* _Dataset_
== == ==

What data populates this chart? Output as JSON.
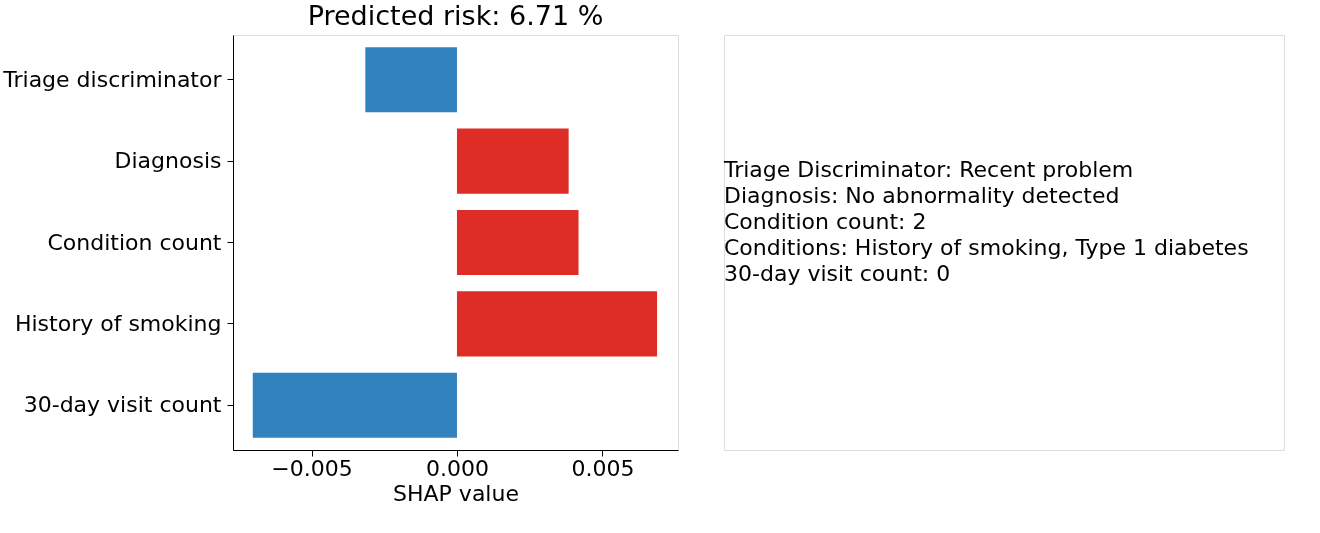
{
  "chart_data": {
    "type": "bar",
    "orientation": "horizontal",
    "title": "Predicted risk: 6.71 %",
    "xlabel": "SHAP value",
    "categories": [
      "Triage discriminator",
      "Diagnosis",
      "Condition count",
      "History of smoking",
      "30-day visit count"
    ],
    "values": [
      -0.00315,
      0.00384,
      0.00418,
      0.00688,
      -0.00702
    ],
    "colors": [
      "#3182bd",
      "#de2d26",
      "#de2d26",
      "#de2d26",
      "#3182bd"
    ],
    "xlim": [
      -0.0077,
      0.0076
    ],
    "xticks": [
      {
        "value": -0.005,
        "label": "−0.005"
      },
      {
        "value": 0.0,
        "label": "0.000"
      },
      {
        "value": 0.005,
        "label": "0.005"
      }
    ],
    "grid": false,
    "annotations": [
      "Triage Discriminator: Recent problem",
      "Diagnosis: No abnormality detected",
      "Condition count: 2",
      "Conditions: History of smoking, Type 1 diabetes",
      "30-day visit count: 0"
    ]
  }
}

== == ==

* _Written instruction_
Every entry above is to be set down exactly; the pictures are to be left out.

* _Task output_
What data populates this chart? Output as JSON.
{
  "chart_data": {
    "type": "bar",
    "orientation": "horizontal",
    "title": "Predicted risk: 6.71 %",
    "xlabel": "SHAP value",
    "categories": [
      "Triage discriminator",
      "Diagnosis",
      "Condition count",
      "History of smoking",
      "30-day visit count"
    ],
    "values": [
      -0.00315,
      0.00384,
      0.00418,
      0.00688,
      -0.00702
    ],
    "colors": [
      "#3182bd",
      "#de2d26",
      "#de2d26",
      "#de2d26",
      "#3182bd"
    ],
    "xlim": [
      -0.0077,
      0.0076
    ],
    "xticks": [
      {
        "value": -0.005,
        "label": "−0.005"
      },
      {
        "value": 0.0,
        "label": "0.000"
      },
      {
        "value": 0.005,
        "label": "0.005"
      }
    ],
    "grid": false,
    "annotations": [
      "Triage Discriminator: Recent problem",
      "Diagnosis: No abnormality detected",
      "Condition count: 2",
      "Conditions: History of smoking, Type 1 diabetes",
      "30-day visit count: 0"
    ]
  }
}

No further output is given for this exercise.